#### Request
Every line of the material that follows must be printed again exactly.

"""

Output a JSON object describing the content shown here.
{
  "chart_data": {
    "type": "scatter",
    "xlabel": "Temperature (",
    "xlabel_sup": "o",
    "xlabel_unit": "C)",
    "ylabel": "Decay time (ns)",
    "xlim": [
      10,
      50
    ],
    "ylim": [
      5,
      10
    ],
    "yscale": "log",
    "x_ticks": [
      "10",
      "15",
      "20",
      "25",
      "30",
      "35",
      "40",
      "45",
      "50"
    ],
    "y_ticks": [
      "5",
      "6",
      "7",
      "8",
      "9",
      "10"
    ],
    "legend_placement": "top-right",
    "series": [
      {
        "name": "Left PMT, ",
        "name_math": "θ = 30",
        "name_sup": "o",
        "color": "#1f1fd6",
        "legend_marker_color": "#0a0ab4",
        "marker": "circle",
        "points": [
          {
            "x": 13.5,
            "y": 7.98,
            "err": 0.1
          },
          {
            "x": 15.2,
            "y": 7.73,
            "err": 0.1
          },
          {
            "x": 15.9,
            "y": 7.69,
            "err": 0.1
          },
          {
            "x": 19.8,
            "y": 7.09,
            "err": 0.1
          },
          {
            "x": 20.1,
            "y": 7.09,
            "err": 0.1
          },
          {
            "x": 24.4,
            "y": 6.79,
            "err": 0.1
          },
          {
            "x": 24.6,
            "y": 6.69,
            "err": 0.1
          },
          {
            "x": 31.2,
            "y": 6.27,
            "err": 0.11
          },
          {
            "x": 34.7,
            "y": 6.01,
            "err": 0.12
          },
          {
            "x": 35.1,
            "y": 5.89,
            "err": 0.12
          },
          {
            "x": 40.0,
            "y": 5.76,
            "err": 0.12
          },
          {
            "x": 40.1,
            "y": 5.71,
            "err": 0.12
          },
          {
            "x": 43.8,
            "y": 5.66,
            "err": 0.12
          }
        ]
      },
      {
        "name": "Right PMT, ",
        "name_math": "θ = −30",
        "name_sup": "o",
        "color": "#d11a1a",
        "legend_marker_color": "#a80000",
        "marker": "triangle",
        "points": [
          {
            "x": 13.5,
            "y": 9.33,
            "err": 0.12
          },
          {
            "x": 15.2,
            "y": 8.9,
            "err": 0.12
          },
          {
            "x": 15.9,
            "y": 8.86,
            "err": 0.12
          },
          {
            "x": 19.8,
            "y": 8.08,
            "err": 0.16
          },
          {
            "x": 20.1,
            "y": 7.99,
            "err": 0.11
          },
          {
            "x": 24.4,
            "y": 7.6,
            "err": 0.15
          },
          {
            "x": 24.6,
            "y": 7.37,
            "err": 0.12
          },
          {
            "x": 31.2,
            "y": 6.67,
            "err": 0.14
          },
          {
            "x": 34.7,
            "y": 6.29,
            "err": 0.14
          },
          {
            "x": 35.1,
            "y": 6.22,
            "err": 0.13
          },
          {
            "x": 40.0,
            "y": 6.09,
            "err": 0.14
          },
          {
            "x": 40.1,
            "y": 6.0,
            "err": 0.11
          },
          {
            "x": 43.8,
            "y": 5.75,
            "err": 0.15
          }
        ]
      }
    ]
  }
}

"""

#### Complete answer
Output a JSON object describing the content shown here.
{
  "chart_data": {
    "type": "scatter",
    "xlabel": "Temperature (",
    "xlabel_sup": "o",
    "xlabel_unit": "C)",
    "ylabel": "Decay time (ns)",
    "xlim": [
      10,
      50
    ],
    "ylim": [
      5,
      10
    ],
    "yscale": "log",
    "x_ticks": [
      "10",
      "15",
      "20",
      "25",
      "30",
      "35",
      "40",
      "45",
      "50"
    ],
    "y_ticks": [
      "5",
      "6",
      "7",
      "8",
      "9",
      "10"
    ],
    "legend_placement": "top-right",
    "series": [
      {
        "name": "Left PMT, ",
        "name_math": "θ = 30",
        "name_sup": "o",
        "color": "#1f1fd6",
        "legend_marker_color": "#0a0ab4",
        "marker": "circle",
        "points": [
          {
            "x": 13.5,
            "y": 7.98,
            "err": 0.1
          },
          {
            "x": 15.2,
            "y": 7.73,
            "err": 0.1
          },
          {
            "x": 15.9,
            "y": 7.69,
            "err": 0.1
          },
          {
            "x": 19.8,
            "y": 7.09,
            "err": 0.1
          },
          {
            "x": 20.1,
            "y": 7.09,
            "err": 0.1
          },
          {
            "x": 24.4,
            "y": 6.79,
            "err": 0.1
          },
          {
            "x": 24.6,
            "y": 6.69,
            "err": 0.1
          },
          {
            "x": 31.2,
            "y": 6.27,
            "err": 0.11
          },
          {
            "x": 34.7,
            "y": 6.01,
            "err": 0.12
          },
          {
            "x": 35.1,
            "y": 5.89,
            "err": 0.12
          },
          {
            "x": 40.0,
            "y": 5.76,
            "err": 0.12
          },
          {
            "x": 40.1,
            "y": 5.71,
            "err": 0.12
          },
          {
            "x": 43.8,
            "y": 5.66,
            "err": 0.12
          }
        ]
      },
      {
        "name": "Right PMT, ",
        "name_math": "θ = −30",
        "name_sup": "o",
        "color": "#d11a1a",
        "legend_marker_color": "#a80000",
        "marker": "triangle",
        "points": [
          {
            "x": 13.5,
            "y": 9.33,
            "err": 0.12
          },
          {
            "x": 15.2,
            "y": 8.9,
            "err": 0.12
          },
          {
            "x": 15.9,
            "y": 8.86,
            "err": 0.12
          },
          {
            "x": 19.8,
            "y": 8.08,
            "err": 0.16
          },
          {
            "x": 20.1,
            "y": 7.99,
            "err": 0.11
          },
          {
            "x": 24.4,
            "y": 7.6,
            "err": 0.15
          },
          {
            "x": 24.6,
            "y": 7.37,
            "err": 0.12
          },
          {
            "x": 31.2,
            "y": 6.67,
            "err": 0.14
          },
          {
            "x": 34.7,
            "y": 6.29,
            "err": 0.14
          },
          {
            "x": 35.1,
            "y": 6.22,
            "err": 0.13
          },
          {
            "x": 40.0,
            "y": 6.09,
            "err": 0.14
          },
          {
            "x": 40.1,
            "y": 6.0,
            "err": 0.11
          },
          {
            "x": 43.8,
            "y": 5.75,
            "err": 0.15
          }
        ]
      }
    ]
  }
}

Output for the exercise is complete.